> [To do] Transcribe the data in full and exactly, omitting any pictures.

[Items from a dataset]
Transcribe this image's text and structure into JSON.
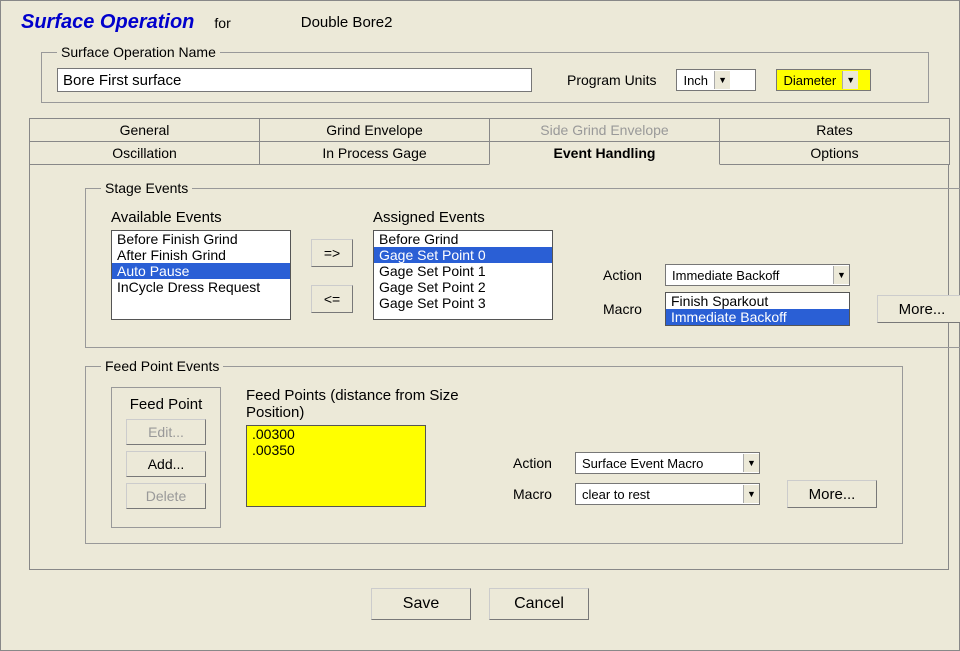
{
  "header": {
    "title": "Surface Operation",
    "for": "for",
    "surface_name": "Double Bore2"
  },
  "name_section": {
    "legend": "Surface Operation Name",
    "value": "Bore First surface",
    "program_units_label": "Program Units",
    "units_value": "Inch",
    "dim_value": "Diameter"
  },
  "tabs": {
    "row1": [
      "General",
      "Grind Envelope",
      "Side Grind Envelope",
      "Rates"
    ],
    "row2": [
      "Oscillation",
      "In Process Gage",
      "Event Handling",
      "Options"
    ]
  },
  "stage_events": {
    "legend": "Stage Events",
    "available_label": "Available Events",
    "available": [
      "Before Finish Grind",
      "After Finish Grind",
      "Auto Pause",
      "InCycle Dress Request"
    ],
    "available_selected": 2,
    "move_right": "=>",
    "move_left": "<=",
    "assigned_label": "Assigned Events",
    "assigned": [
      "Before Grind",
      "Gage Set Point 0",
      "Gage Set Point 1",
      "Gage Set Point 2",
      "Gage Set Point 3"
    ],
    "assigned_selected": 1,
    "action_label": "Action",
    "action_value": "Immediate Backoff",
    "macro_label": "Macro",
    "macro_options": [
      "Finish Sparkout",
      "Immediate Backoff"
    ],
    "macro_selected": 1,
    "more": "More..."
  },
  "feed_events": {
    "legend": "Feed Point Events",
    "fp_title": "Feed Point",
    "edit": "Edit...",
    "add": "Add...",
    "delete": "Delete",
    "list_label": "Feed Points (distance from Size Position)",
    "points": [
      ".00300",
      ".00350"
    ],
    "action_label": "Action",
    "action_value": "Surface Event Macro",
    "macro_label": "Macro",
    "macro_value": "clear to rest",
    "more": "More..."
  },
  "buttons": {
    "save": "Save",
    "cancel": "Cancel"
  }
}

> [Complete response]
Transcribe this image's text and structure into JSON.
{
  "header": {
    "title": "Surface Operation",
    "for": "for",
    "surface_name": "Double Bore2"
  },
  "name_section": {
    "legend": "Surface Operation Name",
    "value": "Bore First surface",
    "program_units_label": "Program Units",
    "units_value": "Inch",
    "dim_value": "Diameter"
  },
  "tabs": {
    "row1": [
      "General",
      "Grind Envelope",
      "Side Grind Envelope",
      "Rates"
    ],
    "row2": [
      "Oscillation",
      "In Process Gage",
      "Event Handling",
      "Options"
    ]
  },
  "stage_events": {
    "legend": "Stage Events",
    "available_label": "Available Events",
    "available": [
      "Before Finish Grind",
      "After Finish Grind",
      "Auto Pause",
      "InCycle Dress Request"
    ],
    "available_selected": 2,
    "move_right": "=>",
    "move_left": "<=",
    "assigned_label": "Assigned Events",
    "assigned": [
      "Before Grind",
      "Gage Set Point 0",
      "Gage Set Point 1",
      "Gage Set Point 2",
      "Gage Set Point 3"
    ],
    "assigned_selected": 1,
    "action_label": "Action",
    "action_value": "Immediate Backoff",
    "macro_label": "Macro",
    "macro_options": [
      "Finish Sparkout",
      "Immediate Backoff"
    ],
    "macro_selected": 1,
    "more": "More..."
  },
  "feed_events": {
    "legend": "Feed Point Events",
    "fp_title": "Feed Point",
    "edit": "Edit...",
    "add": "Add...",
    "delete": "Delete",
    "list_label": "Feed Points (distance from Size Position)",
    "points": [
      ".00300",
      ".00350"
    ],
    "action_label": "Action",
    "action_value": "Surface Event Macro",
    "macro_label": "Macro",
    "macro_value": "clear to rest",
    "more": "More..."
  },
  "buttons": {
    "save": "Save",
    "cancel": "Cancel"
  }
}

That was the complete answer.